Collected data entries
-=-=-=-=-

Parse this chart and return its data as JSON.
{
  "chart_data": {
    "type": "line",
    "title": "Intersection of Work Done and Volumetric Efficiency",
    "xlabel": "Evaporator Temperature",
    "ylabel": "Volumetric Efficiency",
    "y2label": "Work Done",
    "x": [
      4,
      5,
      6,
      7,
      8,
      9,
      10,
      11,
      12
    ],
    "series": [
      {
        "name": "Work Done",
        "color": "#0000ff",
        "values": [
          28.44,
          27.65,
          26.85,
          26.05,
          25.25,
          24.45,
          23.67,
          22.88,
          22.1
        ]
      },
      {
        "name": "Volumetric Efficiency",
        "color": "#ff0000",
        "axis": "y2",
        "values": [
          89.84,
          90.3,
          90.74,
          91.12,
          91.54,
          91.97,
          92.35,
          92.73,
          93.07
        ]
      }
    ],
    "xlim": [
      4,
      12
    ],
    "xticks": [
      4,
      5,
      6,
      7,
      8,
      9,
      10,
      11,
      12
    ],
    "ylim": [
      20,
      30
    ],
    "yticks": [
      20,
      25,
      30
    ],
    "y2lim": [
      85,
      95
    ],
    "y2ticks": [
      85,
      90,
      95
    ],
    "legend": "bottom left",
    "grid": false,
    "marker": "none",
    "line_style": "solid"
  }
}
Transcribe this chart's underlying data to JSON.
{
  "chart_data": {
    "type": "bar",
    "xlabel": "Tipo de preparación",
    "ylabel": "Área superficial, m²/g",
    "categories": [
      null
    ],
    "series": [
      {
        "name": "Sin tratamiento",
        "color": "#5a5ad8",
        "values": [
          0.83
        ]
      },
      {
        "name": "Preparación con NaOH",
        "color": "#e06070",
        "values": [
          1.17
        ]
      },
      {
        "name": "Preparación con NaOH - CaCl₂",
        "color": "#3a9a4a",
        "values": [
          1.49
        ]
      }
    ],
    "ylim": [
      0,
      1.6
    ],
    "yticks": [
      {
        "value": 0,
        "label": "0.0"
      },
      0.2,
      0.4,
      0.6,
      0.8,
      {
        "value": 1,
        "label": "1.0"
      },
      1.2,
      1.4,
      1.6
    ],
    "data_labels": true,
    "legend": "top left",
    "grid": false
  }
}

-=-=-=-=-

#### Work to be completed:
Search the preceding listing for "name" and extract every line where it is found.

#### Answer to this task:
        "name": "Work Done",
        "name": "Volumetric Efficiency",
        "name": "Sin tratamiento",
        "name": "Preparación con NaOH",
        "name": "Preparación con NaOH - CaCl₂",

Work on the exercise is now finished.